[Begin PROVIDED PASSAGE]

I often do some writing and editing at several local coffee shops. There is something about the energy I get from being around other people, mostly strangers, that draws words out of me.
Most of my visits to those diner-style coffee shops are uneventful. Some, more eventful. Others, very profound. (Even if only in a subtle way)
Two days ago, I stopped by my favorite local haunt to spend an hour editing the final draft of my new book, read a bit, and get a few cups of java down in me. The place was nearly empty when I arrived. After 30 minutes, I was the only customer there.
As I edited, I heard the shift manager complaining to the cook about the state of some other employees who call in often, are late, or just no-call/no-shows. The two men commiserated a bit as they swept the floor, rolled utensils tightly in paper napkins, and did other tasks. Also, the manager called some servers on the phone in an attempt to shore-up the schedule for the rest of the week. He was only partially successful it seemed.
Then, a young (maybe 16 or 17 year old) waitress showed up. As she was walking in, the manager met her at the door, motioning with his arms in an “I don’t need you here” fashion. She walked in anyway, asking what the deal was. He explained that she had called in with only minutes notice a few days prior, put the rest of that day’s workers in a bind, and that he was considering firing her. She attempted to smooth the situation over, but wasn’t successful and left. A few minutes later, she came back in with a middle-aged man and both walked toward the manager. I thought to myself, “This may turn into a blow-out,” and readied my camera phone just in case a video-worthy event took place. I have seen too many things get out of hand over the years and I am a bit edgy when I see people possibly heading toward a serious contention. I figured this guy might be “dad” coming in to straighten the boss out on behalf of his daughter.

[End PROVIDED PASSAGE]

## REQUIRED WORK
Answer these questions about the coffee shop account:
1. What was the writer editing during the visit two days ago?
2. After how many minutes was the writer the only customer in the place?
3. What did the writer get ready when the waitress came back in with a middle-aged man?

[Begin DATASET CONTENT]

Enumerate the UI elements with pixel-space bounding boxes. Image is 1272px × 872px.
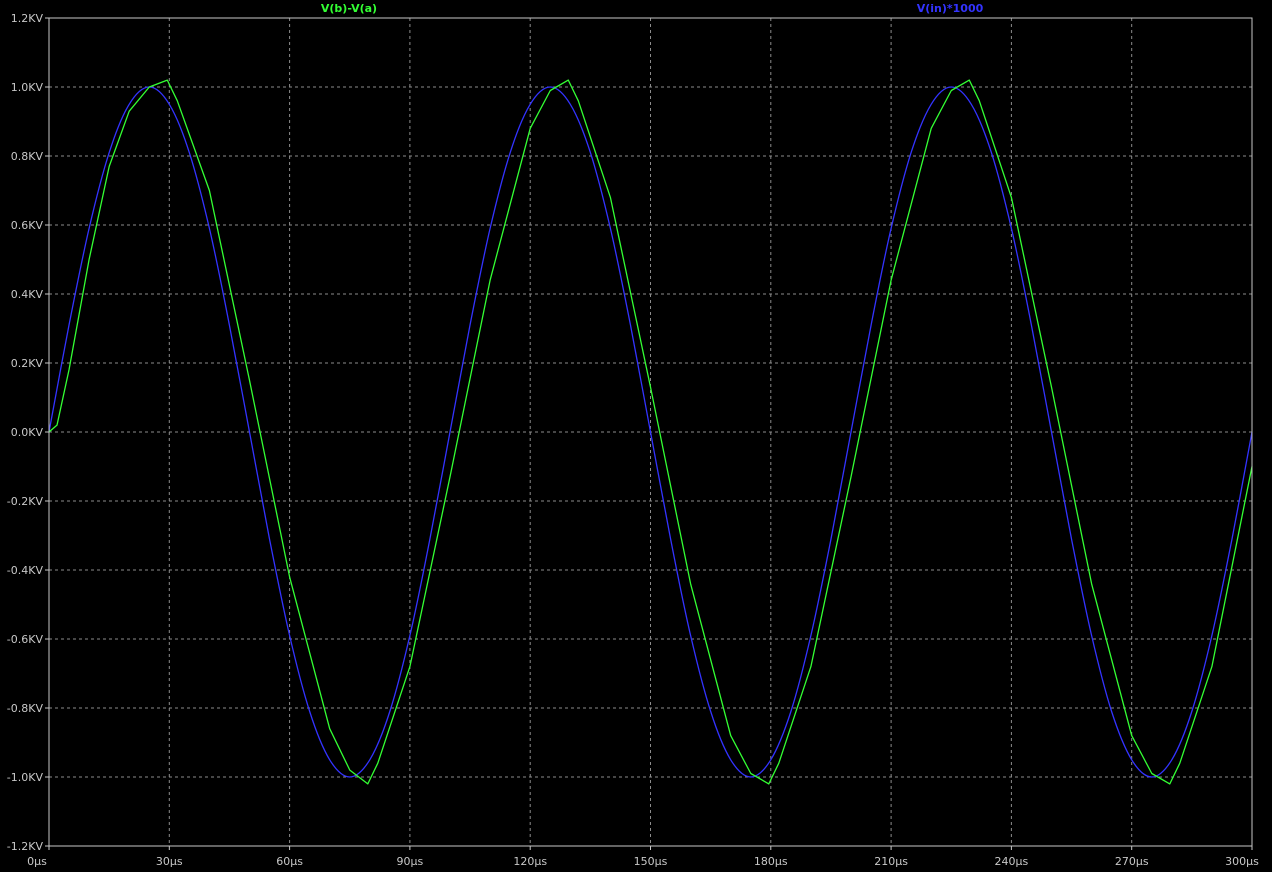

[End DATASET CONTENT]

## PROBLEM SOLUTION
1. The final draft of the writer's new book.
2. After 30 minutes.
3. The writer's camera phone.